Given exercise.
Print the records again, character for character.

Stored data entries
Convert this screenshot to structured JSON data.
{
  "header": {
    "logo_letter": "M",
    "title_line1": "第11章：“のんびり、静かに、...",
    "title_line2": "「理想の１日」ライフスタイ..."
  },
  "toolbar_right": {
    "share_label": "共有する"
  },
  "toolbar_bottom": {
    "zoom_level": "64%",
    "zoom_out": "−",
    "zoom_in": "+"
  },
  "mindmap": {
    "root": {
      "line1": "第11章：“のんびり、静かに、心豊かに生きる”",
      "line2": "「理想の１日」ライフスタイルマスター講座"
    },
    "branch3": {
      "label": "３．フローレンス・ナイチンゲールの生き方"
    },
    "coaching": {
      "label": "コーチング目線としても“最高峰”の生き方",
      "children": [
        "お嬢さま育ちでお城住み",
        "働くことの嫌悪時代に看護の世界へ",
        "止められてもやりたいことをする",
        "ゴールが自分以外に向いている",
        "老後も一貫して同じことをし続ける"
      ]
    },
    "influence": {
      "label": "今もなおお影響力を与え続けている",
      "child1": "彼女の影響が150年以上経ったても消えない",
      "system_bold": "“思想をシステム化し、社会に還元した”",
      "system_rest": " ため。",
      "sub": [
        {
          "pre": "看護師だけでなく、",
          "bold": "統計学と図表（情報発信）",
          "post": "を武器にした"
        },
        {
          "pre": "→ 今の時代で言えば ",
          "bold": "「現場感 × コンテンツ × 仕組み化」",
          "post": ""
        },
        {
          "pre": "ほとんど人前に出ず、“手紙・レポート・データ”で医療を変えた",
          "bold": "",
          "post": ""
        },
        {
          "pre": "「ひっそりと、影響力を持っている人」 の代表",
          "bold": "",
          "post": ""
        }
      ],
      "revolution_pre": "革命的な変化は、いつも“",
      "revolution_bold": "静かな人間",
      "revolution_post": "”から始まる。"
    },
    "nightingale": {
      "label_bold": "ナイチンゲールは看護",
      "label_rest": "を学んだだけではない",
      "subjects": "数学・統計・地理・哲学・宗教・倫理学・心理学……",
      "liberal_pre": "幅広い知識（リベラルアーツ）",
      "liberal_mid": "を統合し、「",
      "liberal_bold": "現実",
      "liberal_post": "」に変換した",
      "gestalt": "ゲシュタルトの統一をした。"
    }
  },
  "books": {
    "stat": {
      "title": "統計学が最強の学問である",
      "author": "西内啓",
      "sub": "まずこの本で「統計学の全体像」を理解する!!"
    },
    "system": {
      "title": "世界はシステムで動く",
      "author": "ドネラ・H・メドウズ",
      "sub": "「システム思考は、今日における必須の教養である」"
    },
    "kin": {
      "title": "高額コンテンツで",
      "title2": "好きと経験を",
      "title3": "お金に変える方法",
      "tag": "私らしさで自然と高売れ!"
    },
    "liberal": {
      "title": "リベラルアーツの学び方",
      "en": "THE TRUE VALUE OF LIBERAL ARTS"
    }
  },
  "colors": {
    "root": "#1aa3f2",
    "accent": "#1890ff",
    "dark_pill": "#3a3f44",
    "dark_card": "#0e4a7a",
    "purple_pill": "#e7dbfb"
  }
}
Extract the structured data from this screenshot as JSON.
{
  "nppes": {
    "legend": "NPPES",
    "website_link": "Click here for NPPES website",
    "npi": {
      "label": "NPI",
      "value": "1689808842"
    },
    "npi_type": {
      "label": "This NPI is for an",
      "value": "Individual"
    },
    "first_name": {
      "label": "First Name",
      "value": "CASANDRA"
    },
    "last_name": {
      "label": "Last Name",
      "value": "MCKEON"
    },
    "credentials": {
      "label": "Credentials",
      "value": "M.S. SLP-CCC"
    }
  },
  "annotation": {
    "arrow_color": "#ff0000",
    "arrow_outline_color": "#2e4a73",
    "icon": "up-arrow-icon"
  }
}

Solution to the exercise.
Convert this screenshot to structured JSON data.
{
  "header": {
    "logo_letter": "M",
    "title_line1": "第11章：“のんびり、静かに、...",
    "title_line2": "「理想の１日」ライフスタイ..."
  },
  "toolbar_right": {
    "share_label": "共有する"
  },
  "toolbar_bottom": {
    "zoom_level": "64%",
    "zoom_out": "−",
    "zoom_in": "+"
  },
  "mindmap": {
    "root": {
      "line1": "第11章：“のんびり、静かに、心豊かに生きる”",
      "line2": "「理想の１日」ライフスタイルマスター講座"
    },
    "branch3": {
      "label": "３．フローレンス・ナイチンゲールの生き方"
    },
    "coaching": {
      "label": "コーチング目線としても“最高峰”の生き方",
      "children": [
        "お嬢さま育ちでお城住み",
        "働くことの嫌悪時代に看護の世界へ",
        "止められてもやりたいことをする",
        "ゴールが自分以外に向いている",
        "老後も一貫して同じことをし続ける"
      ]
    },
    "influence": {
      "label": "今もなおお影響力を与え続けている",
      "child1": "彼女の影響が150年以上経ったても消えない",
      "system_bold": "“思想をシステム化し、社会に還元した”",
      "system_rest": " ため。",
      "sub": [
        {
          "pre": "看護師だけでなく、",
          "bold": "統計学と図表（情報発信）",
          "post": "を武器にした"
        },
        {
          "pre": "→ 今の時代で言えば ",
          "bold": "「現場感 × コンテンツ × 仕組み化」",
          "post": ""
        },
        {
          "pre": "ほとんど人前に出ず、“手紙・レポート・データ”で医療を変えた",
          "bold": "",
          "post": ""
        },
        {
          "pre": "「ひっそりと、影響力を持っている人」 の代表",
          "bold": "",
          "post": ""
        }
      ],
      "revolution_pre": "革命的な変化は、いつも“",
      "revolution_bold": "静かな人間",
      "revolution_post": "”から始まる。"
    },
    "nightingale": {
      "label_bold": "ナイチンゲールは看護",
      "label_rest": "を学んだだけではない",
      "subjects": "数学・統計・地理・哲学・宗教・倫理学・心理学……",
      "liberal_pre": "幅広い知識（リベラルアーツ）",
      "liberal_mid": "を統合し、「",
      "liberal_bold": "現実",
      "liberal_post": "」に変換した",
      "gestalt": "ゲシュタルトの統一をした。"
    }
  },
  "books": {
    "stat": {
      "title": "統計学が最強の学問である",
      "author": "西内啓",
      "sub": "まずこの本で「統計学の全体像」を理解する!!"
    },
    "system": {
      "title": "世界はシステムで動く",
      "author": "ドネラ・H・メドウズ",
      "sub": "「システム思考は、今日における必須の教養である」"
    },
    "kin": {
      "title": "高額コンテンツで",
      "title2": "好きと経験を",
      "title3": "お金に変える方法",
      "tag": "私らしさで自然と高売れ!"
    },
    "liberal": {
      "title": "リベラルアーツの学び方",
      "en": "THE TRUE VALUE OF LIBERAL ARTS"
    }
  },
  "colors": {
    "root": "#1aa3f2",
    "accent": "#1890ff",
    "dark_pill": "#3a3f44",
    "dark_card": "#0e4a7a",
    "purple_pill": "#e7dbfb"
  }
}
Extract the structured data from this screenshot as JSON.
{
  "nppes": {
    "legend": "NPPES",
    "website_link": "Click here for NPPES website",
    "npi": {
      "label": "NPI",
      "value": "1689808842"
    },
    "npi_type": {
      "label": "This NPI is for an",
      "value": "Individual"
    },
    "first_name": {
      "label": "First Name",
      "value": "CASANDRA"
    },
    "last_name": {
      "label": "Last Name",
      "value": "MCKEON"
    },
    "credentials": {
      "label": "Credentials",
      "value": "M.S. SLP-CCC"
    }
  },
  "annotation": {
    "arrow_color": "#ff0000",
    "arrow_outline_color": "#2e4a73",
    "icon": "up-arrow-icon"
  }
}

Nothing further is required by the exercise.